# What is expected
Look below for the line with "Output the text content of this document.", and from there restate every line word for word until the entries end.

# Dataset entries
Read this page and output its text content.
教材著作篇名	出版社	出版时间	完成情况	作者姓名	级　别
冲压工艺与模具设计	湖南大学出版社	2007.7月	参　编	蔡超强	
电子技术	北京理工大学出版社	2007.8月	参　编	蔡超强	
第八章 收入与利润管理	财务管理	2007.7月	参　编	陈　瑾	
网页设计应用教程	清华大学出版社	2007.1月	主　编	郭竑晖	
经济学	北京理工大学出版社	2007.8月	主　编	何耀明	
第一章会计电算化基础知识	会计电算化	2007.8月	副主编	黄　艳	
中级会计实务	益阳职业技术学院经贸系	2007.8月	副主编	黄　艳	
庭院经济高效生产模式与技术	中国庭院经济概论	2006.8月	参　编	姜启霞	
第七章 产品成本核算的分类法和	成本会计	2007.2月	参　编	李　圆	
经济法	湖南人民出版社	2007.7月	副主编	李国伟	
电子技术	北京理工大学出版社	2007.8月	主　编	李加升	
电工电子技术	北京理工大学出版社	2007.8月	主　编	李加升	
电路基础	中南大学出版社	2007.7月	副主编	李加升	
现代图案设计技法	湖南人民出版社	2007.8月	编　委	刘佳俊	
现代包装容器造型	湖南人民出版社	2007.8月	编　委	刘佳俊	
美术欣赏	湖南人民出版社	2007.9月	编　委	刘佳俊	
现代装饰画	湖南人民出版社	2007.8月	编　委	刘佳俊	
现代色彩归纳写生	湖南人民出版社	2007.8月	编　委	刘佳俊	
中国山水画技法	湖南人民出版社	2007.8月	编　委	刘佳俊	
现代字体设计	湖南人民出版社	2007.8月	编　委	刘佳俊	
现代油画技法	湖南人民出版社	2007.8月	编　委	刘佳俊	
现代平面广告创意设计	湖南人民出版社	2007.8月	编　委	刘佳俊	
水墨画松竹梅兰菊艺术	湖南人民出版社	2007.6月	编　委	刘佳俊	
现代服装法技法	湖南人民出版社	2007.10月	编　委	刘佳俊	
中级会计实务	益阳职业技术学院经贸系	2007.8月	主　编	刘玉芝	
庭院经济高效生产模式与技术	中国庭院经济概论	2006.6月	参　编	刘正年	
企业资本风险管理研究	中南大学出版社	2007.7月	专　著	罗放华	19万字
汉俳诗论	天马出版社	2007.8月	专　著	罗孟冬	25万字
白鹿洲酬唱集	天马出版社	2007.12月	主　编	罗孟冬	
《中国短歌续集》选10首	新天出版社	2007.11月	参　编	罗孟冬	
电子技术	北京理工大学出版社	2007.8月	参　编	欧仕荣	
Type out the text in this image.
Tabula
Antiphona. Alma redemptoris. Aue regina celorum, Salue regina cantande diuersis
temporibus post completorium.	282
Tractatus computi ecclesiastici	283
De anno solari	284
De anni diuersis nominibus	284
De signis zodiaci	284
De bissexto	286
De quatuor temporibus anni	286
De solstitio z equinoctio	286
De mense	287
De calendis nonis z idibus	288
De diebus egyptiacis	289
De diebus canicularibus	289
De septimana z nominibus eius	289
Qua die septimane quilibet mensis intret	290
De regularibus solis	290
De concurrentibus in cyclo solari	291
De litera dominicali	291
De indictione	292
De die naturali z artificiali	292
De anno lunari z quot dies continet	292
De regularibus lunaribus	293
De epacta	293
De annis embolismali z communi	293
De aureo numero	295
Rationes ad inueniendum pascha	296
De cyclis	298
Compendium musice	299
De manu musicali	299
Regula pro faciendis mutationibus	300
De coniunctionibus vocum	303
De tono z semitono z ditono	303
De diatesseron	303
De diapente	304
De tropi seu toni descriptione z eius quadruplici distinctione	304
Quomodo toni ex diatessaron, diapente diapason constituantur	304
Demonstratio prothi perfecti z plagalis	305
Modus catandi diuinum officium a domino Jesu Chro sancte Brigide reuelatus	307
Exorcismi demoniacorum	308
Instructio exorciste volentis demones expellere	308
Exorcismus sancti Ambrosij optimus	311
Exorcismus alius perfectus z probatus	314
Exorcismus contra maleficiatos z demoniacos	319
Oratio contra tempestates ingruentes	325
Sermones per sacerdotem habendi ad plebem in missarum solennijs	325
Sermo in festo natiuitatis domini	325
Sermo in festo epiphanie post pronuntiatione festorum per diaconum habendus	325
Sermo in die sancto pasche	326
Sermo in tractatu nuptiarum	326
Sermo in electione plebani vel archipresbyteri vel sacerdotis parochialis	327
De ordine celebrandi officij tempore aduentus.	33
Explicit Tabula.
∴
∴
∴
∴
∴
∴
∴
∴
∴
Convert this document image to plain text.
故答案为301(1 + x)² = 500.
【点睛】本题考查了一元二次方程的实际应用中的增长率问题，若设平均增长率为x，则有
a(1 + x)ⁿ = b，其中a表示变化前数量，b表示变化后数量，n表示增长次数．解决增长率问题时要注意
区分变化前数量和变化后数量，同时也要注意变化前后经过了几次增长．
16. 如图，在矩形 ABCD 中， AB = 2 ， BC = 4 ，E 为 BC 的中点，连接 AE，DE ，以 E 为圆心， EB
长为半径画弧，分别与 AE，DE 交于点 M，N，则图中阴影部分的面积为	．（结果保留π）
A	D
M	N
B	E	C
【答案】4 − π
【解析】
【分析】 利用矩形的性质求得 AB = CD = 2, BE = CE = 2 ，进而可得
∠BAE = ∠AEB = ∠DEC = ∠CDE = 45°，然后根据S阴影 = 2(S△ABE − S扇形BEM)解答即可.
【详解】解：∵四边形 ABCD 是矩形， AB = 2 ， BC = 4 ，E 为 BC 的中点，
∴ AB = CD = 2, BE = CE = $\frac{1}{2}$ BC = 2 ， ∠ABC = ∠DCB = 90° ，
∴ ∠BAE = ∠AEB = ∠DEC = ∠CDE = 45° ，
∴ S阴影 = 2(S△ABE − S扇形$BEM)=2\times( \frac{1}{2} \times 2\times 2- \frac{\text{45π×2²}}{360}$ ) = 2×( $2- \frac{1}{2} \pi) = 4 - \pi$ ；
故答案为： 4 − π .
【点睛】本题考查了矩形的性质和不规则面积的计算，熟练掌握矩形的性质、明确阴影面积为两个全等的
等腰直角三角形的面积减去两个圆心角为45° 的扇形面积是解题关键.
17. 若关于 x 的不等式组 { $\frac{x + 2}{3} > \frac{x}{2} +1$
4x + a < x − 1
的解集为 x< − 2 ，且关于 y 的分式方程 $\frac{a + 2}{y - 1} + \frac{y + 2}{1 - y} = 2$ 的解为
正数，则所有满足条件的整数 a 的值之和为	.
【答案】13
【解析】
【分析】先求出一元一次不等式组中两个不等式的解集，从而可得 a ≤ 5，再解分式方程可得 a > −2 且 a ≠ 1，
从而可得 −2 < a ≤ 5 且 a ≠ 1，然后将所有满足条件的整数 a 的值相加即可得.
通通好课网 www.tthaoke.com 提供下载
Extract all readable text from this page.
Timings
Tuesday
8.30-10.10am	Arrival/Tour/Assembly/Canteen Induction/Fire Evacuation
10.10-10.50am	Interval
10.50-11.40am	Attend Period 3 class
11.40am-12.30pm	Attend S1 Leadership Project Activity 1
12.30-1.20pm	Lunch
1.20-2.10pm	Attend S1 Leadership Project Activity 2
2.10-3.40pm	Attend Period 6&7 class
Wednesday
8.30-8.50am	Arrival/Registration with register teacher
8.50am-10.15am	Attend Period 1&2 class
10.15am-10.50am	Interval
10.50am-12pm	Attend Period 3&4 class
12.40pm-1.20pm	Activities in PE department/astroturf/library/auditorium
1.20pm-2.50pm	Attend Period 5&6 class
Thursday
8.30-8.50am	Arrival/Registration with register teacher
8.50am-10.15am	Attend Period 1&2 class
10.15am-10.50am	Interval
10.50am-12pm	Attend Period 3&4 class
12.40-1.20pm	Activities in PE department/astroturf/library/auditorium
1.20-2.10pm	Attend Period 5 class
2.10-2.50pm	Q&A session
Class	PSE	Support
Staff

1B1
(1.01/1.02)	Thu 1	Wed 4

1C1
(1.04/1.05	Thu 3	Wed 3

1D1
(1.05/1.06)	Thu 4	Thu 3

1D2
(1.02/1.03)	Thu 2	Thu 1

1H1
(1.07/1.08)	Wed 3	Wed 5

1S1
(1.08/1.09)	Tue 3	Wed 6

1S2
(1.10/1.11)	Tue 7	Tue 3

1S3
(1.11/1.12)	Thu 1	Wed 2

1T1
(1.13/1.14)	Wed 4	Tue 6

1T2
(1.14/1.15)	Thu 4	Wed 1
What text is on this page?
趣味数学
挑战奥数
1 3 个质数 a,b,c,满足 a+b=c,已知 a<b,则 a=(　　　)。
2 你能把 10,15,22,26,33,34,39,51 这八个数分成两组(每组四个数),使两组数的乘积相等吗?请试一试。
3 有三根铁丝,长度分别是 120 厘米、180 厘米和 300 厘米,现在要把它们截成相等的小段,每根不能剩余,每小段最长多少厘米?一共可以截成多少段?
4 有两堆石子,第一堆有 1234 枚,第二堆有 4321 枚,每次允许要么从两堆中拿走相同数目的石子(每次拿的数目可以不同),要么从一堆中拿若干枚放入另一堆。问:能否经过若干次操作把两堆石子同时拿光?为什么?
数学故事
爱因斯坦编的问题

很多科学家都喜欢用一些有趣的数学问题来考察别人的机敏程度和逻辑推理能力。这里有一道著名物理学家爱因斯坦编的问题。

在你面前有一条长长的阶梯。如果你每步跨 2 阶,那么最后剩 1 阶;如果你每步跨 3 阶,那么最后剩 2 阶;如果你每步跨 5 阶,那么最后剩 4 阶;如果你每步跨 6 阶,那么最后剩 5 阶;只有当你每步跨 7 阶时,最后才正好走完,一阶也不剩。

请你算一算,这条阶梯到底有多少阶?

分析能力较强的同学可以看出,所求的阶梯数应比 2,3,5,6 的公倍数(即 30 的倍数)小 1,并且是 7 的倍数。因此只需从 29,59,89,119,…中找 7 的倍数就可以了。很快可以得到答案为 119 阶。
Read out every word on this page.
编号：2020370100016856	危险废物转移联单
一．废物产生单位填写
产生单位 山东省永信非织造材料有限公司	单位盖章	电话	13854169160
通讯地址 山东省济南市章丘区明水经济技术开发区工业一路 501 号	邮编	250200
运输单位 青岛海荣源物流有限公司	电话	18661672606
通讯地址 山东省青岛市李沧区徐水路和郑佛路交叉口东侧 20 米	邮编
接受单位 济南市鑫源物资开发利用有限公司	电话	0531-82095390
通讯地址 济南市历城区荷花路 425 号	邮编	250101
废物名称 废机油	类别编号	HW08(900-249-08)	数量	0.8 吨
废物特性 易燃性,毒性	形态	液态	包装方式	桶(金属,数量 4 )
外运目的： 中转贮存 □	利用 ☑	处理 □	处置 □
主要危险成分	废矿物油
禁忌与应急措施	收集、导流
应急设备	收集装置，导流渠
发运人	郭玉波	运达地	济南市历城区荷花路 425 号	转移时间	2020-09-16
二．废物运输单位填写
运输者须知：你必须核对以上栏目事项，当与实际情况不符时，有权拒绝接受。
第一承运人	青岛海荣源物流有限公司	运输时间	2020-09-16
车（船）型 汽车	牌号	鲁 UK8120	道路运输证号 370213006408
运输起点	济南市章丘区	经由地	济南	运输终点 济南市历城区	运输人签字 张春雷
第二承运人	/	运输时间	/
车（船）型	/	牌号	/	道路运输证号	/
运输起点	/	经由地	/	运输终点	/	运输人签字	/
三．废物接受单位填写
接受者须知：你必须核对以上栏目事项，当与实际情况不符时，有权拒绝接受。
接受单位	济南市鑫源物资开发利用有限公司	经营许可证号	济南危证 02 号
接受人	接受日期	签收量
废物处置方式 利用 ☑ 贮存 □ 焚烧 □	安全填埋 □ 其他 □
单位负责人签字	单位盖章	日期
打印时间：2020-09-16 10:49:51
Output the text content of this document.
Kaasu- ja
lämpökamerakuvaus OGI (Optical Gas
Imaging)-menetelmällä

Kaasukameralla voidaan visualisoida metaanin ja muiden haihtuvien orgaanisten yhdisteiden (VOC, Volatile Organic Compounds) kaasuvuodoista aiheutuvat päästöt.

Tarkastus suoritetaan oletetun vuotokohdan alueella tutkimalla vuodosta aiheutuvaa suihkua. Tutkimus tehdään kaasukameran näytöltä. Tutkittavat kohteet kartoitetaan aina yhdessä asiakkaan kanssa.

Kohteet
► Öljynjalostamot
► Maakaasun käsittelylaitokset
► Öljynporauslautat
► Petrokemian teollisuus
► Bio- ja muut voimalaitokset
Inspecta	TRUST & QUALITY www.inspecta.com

# Expected answer
Output the text content of this document.
Kaasu- ja
lämpökamerakuvaus OGI (Optical Gas
Imaging)-menetelmällä

Kaasukameralla voidaan visualisoida metaanin ja muiden haihtuvien orgaanisten yhdisteiden (VOC, Volatile Organic Compounds) kaasuvuodoista aiheutuvat päästöt.

Tarkastus suoritetaan oletetun vuotokohdan alueella tutkimalla vuodosta aiheutuvaa suihkua. Tutkimus tehdään kaasukameran näytöltä. Tutkittavat kohteet kartoitetaan aina yhdessä asiakkaan kanssa.

Kohteet
► Öljynjalostamot
► Maakaasun käsittelylaitokset
► Öljynporauslautat
► Petrokemian teollisuus
► Bio- ja muut voimalaitokset
Inspecta	TRUST & QUALITY www.inspecta.com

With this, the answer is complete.